[Data entries]
--- begin ---

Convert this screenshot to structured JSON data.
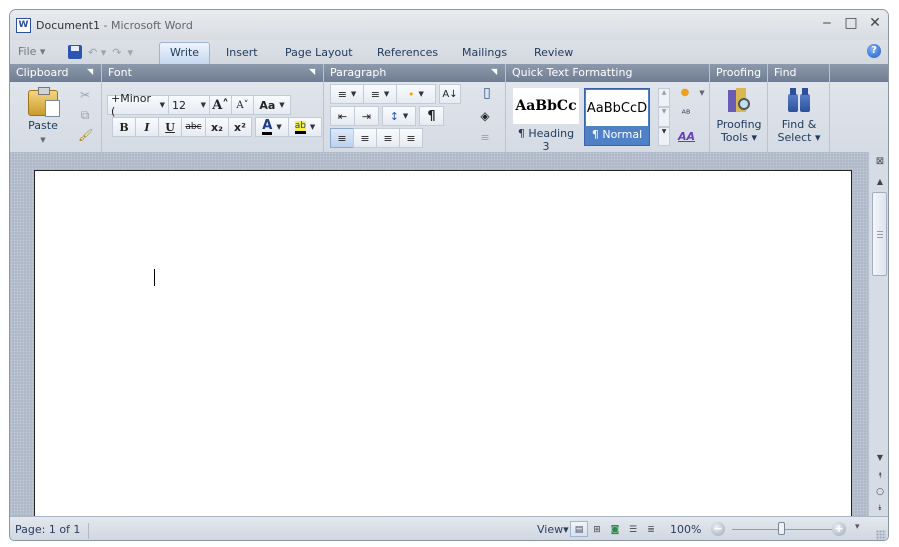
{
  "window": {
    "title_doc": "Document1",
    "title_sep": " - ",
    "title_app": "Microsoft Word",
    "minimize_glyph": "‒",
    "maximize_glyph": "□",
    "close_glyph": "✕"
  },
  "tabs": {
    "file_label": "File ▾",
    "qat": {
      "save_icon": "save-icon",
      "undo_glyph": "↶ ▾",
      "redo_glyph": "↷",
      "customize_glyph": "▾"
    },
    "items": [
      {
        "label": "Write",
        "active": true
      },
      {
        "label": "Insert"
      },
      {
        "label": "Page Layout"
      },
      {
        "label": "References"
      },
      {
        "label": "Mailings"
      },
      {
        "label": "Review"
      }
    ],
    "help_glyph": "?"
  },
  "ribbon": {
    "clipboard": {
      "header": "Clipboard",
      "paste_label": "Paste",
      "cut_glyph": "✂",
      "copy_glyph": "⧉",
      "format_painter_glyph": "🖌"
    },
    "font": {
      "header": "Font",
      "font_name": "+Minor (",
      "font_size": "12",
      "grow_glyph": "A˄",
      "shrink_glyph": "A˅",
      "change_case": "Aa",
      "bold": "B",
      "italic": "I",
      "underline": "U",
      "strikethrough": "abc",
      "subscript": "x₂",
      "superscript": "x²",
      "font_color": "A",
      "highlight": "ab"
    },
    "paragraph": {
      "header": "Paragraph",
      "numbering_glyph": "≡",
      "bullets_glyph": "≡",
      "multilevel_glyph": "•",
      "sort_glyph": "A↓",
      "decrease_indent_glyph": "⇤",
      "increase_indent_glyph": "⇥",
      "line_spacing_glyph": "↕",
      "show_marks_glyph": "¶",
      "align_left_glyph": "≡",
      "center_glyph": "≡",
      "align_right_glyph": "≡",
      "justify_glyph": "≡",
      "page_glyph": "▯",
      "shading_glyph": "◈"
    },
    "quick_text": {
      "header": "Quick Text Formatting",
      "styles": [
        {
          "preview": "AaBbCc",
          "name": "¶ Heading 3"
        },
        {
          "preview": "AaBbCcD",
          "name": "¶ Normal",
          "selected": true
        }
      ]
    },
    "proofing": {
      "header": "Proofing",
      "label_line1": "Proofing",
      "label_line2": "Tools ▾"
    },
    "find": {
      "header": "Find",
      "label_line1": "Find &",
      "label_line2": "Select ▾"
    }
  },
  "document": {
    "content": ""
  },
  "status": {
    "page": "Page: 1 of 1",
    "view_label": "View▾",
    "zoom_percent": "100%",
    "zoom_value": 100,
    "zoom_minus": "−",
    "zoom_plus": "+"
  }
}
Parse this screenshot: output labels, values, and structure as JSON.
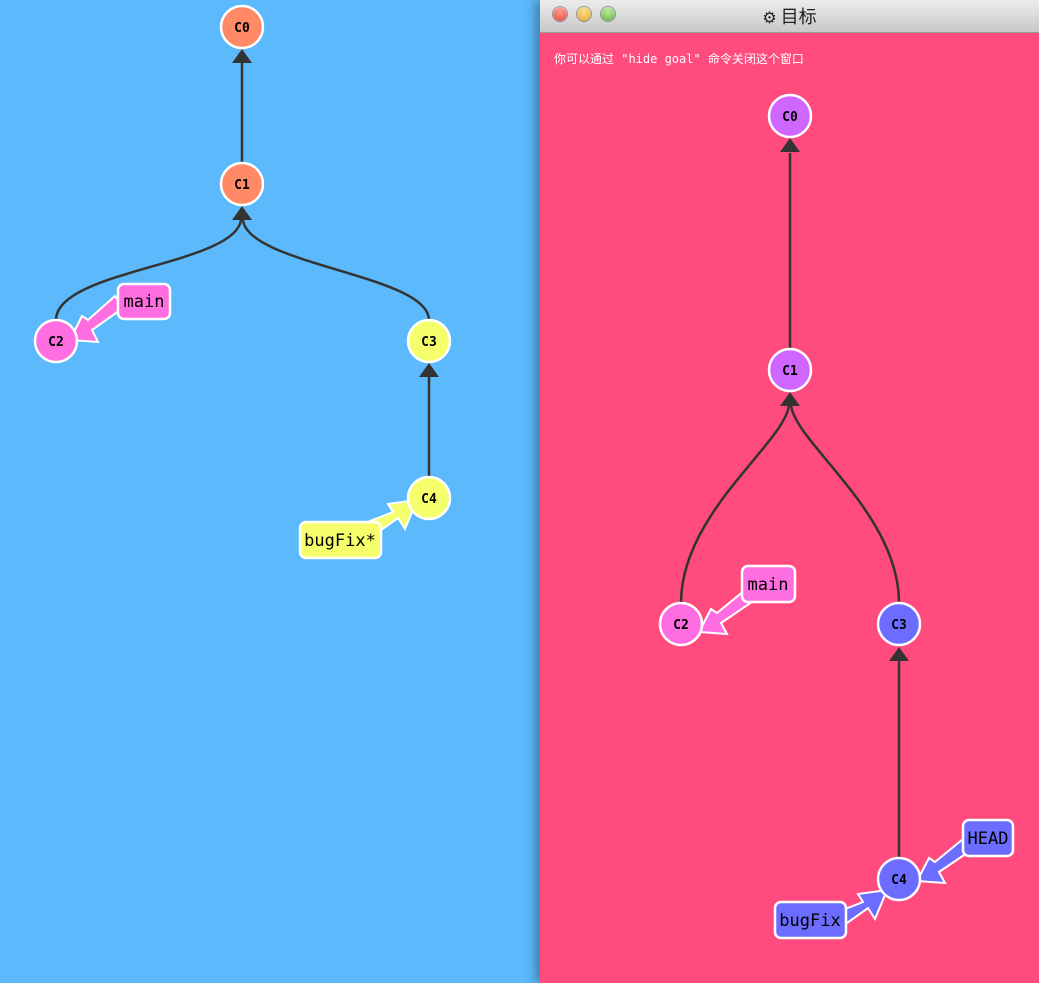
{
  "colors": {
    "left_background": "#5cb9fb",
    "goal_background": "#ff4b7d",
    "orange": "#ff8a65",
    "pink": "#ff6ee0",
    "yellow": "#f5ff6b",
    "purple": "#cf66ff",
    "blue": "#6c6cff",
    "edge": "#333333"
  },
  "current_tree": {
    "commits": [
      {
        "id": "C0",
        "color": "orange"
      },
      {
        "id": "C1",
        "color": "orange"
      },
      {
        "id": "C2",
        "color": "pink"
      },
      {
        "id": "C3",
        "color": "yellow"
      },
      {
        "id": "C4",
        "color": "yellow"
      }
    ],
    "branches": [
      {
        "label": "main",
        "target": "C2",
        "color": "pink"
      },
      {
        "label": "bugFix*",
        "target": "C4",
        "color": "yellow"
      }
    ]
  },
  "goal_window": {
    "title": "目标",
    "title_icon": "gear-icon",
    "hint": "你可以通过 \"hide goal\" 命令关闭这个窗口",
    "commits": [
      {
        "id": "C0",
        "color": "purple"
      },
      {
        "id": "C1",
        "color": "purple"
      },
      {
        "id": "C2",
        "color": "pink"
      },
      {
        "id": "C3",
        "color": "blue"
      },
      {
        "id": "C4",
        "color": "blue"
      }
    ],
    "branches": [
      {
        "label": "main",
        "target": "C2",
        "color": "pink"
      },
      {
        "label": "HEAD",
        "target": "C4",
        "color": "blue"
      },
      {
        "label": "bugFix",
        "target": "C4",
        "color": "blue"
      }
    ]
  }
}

--- end ---

§ What this task involves
Each record should be quoted exactly, with the images omitted.

§ Worked answer
Convert this screenshot to structured JSON data.
{
  "window": {
    "title_doc": "Document1",
    "title_sep": " - ",
    "title_app": "Microsoft Word",
    "minimize_glyph": "‒",
    "maximize_glyph": "□",
    "close_glyph": "✕"
  },
  "tabs": {
    "file_label": "File ▾",
    "qat": {
      "save_icon": "save-icon",
      "undo_glyph": "↶ ▾",
      "redo_glyph": "↷",
      "customize_glyph": "▾"
    },
    "items": [
      {
        "label": "Write",
        "active": true
      },
      {
        "label": "Insert"
      },
      {
        "label": "Page Layout"
      },
      {
        "label": "References"
      },
      {
        "label": "Mailings"
      },
      {
        "label": "Review"
      }
    ],
    "help_glyph": "?"
  },
  "ribbon": {
    "clipboard": {
      "header": "Clipboard",
      "paste_label": "Paste",
      "cut_glyph": "✂",
      "copy_glyph": "⧉",
      "format_painter_glyph": "🖌"
    },
    "font": {
      "header": "Font",
      "font_name": "+Minor (",
      "font_size": "12",
      "grow_glyph": "A˄",
      "shrink_glyph": "A˅",
      "change_case": "Aa",
      "bold": "B",
      "italic": "I",
      "underline": "U",
      "strikethrough": "abc",
      "subscript": "x₂",
      "superscript": "x²",
      "font_color": "A",
      "highlight": "ab"
    },
    "paragraph": {
      "header": "Paragraph",
      "numbering_glyph": "≡",
      "bullets_glyph": "≡",
      "multilevel_glyph": "•",
      "sort_glyph": "A↓",
      "decrease_indent_glyph": "⇤",
      "increase_indent_glyph": "⇥",
      "line_spacing_glyph": "↕",
      "show_marks_glyph": "¶",
      "align_left_glyph": "≡",
      "center_glyph": "≡",
      "align_right_glyph": "≡",
      "justify_glyph": "≡",
      "page_glyph": "▯",
      "shading_glyph": "◈"
    },
    "quick_text": {
      "header": "Quick Text Formatting",
      "styles": [
        {
          "preview": "AaBbCc",
          "name": "¶ Heading 3"
        },
        {
          "preview": "AaBbCcD",
          "name": "¶ Normal",
          "selected": true
        }
      ]
    },
    "proofing": {
      "header": "Proofing",
      "label_line1": "Proofing",
      "label_line2": "Tools ▾"
    },
    "find": {
      "header": "Find",
      "label_line1": "Find &",
      "label_line2": "Select ▾"
    }
  },
  "document": {
    "content": ""
  },
  "status": {
    "page": "Page: 1 of 1",
    "view_label": "View▾",
    "zoom_percent": "100%",
    "zoom_value": 100,
    "zoom_minus": "−",
    "zoom_plus": "+"
  }
}
Parse this screenshot: output labels, values, and structure as JSON.
{
  "colors": {
    "left_background": "#5cb9fb",
    "goal_background": "#ff4b7d",
    "orange": "#ff8a65",
    "pink": "#ff6ee0",
    "yellow": "#f5ff6b",
    "purple": "#cf66ff",
    "blue": "#6c6cff",
    "edge": "#333333"
  },
  "current_tree": {
    "commits": [
      {
        "id": "C0",
        "color": "orange"
      },
      {
        "id": "C1",
        "color": "orange"
      },
      {
        "id": "C2",
        "color": "pink"
      },
      {
        "id": "C3",
        "color": "yellow"
      },
      {
        "id": "C4",
        "color": "yellow"
      }
    ],
    "branches": [
      {
        "label": "main",
        "target": "C2",
        "color": "pink"
      },
      {
        "label": "bugFix*",
        "target": "C4",
        "color": "yellow"
      }
    ]
  },
  "goal_window": {
    "title": "目标",
    "title_icon": "gear-icon",
    "hint": "你可以通过 \"hide goal\" 命令关闭这个窗口",
    "commits": [
      {
        "id": "C0",
        "color": "purple"
      },
      {
        "id": "C1",
        "color": "purple"
      },
      {
        "id": "C2",
        "color": "pink"
      },
      {
        "id": "C3",
        "color": "blue"
      },
      {
        "id": "C4",
        "color": "blue"
      }
    ],
    "branches": [
      {
        "label": "main",
        "target": "C2",
        "color": "pink"
      },
      {
        "label": "HEAD",
        "target": "C4",
        "color": "blue"
      },
      {
        "label": "bugFix",
        "target": "C4",
        "color": "blue"
      }
    ]
  }
}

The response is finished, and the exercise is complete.